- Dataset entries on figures
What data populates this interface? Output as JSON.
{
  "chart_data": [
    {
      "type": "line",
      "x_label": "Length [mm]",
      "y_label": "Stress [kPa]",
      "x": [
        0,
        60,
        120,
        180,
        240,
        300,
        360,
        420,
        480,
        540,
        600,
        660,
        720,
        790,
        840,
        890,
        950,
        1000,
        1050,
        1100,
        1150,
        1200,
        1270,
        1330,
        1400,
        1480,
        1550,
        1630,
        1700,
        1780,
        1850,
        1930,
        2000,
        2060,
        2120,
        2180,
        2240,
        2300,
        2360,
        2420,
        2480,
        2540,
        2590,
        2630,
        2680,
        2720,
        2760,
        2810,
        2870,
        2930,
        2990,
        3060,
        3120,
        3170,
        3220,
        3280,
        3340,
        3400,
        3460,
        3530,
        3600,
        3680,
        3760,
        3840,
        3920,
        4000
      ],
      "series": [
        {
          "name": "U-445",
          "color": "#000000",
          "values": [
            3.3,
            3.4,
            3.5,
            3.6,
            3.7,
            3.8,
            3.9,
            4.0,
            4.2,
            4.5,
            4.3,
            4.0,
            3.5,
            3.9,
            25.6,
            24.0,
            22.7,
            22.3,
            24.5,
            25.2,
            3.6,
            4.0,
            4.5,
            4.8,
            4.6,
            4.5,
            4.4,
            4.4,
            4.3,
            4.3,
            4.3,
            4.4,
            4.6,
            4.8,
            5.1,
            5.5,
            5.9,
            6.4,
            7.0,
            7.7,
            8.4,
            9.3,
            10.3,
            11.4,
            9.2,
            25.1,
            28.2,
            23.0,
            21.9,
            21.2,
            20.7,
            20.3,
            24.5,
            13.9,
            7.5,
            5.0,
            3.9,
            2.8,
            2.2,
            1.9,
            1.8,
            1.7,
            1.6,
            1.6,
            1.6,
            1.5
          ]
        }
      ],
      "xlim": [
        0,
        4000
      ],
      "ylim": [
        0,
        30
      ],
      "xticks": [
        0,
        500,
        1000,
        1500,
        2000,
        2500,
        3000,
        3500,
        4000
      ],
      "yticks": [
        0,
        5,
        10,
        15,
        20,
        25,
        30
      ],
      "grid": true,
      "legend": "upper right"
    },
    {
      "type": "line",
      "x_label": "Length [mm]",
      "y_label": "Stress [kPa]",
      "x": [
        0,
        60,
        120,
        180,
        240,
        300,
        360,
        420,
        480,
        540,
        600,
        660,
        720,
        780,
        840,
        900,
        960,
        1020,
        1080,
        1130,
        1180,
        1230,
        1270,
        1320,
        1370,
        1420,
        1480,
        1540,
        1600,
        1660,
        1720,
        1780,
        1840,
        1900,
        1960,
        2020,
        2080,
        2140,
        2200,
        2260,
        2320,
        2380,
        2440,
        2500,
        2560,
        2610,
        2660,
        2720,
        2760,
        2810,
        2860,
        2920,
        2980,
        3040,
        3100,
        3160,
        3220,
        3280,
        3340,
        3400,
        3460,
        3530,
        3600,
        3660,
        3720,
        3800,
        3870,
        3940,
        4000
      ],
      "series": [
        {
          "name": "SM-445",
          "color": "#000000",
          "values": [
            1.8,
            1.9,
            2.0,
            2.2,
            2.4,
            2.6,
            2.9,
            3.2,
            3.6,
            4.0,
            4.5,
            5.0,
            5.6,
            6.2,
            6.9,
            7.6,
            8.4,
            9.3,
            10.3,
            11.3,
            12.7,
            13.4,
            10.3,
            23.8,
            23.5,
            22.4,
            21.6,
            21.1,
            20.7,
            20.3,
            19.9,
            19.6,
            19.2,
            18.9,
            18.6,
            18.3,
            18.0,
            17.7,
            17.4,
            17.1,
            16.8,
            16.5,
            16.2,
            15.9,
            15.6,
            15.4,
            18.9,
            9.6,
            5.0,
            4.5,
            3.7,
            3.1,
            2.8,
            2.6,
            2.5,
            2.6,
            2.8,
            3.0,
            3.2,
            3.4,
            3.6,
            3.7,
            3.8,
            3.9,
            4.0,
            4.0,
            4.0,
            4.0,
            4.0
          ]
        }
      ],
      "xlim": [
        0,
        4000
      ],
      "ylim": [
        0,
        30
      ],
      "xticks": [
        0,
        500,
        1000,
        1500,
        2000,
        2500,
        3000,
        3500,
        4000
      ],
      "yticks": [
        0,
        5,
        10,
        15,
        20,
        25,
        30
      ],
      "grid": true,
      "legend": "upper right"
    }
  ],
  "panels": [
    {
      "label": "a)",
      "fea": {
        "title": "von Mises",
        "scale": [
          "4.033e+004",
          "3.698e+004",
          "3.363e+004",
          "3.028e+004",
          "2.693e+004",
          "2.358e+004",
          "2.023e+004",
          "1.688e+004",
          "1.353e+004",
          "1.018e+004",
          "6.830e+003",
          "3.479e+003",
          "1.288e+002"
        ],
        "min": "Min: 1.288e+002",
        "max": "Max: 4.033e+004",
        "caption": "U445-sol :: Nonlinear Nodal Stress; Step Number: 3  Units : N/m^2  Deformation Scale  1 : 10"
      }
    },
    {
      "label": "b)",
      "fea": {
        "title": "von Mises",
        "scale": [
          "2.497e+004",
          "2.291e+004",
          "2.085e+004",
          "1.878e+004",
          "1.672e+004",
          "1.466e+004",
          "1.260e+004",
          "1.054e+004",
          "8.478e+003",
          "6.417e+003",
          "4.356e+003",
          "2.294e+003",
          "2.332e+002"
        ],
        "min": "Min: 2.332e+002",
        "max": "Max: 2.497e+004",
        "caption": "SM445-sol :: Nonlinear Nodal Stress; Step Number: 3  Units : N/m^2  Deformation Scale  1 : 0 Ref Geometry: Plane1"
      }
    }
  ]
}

- What the task asks
Of all the lines in the listing above, how many contain the word "Deformation"? Answer with the number alone.

- Expected answer
2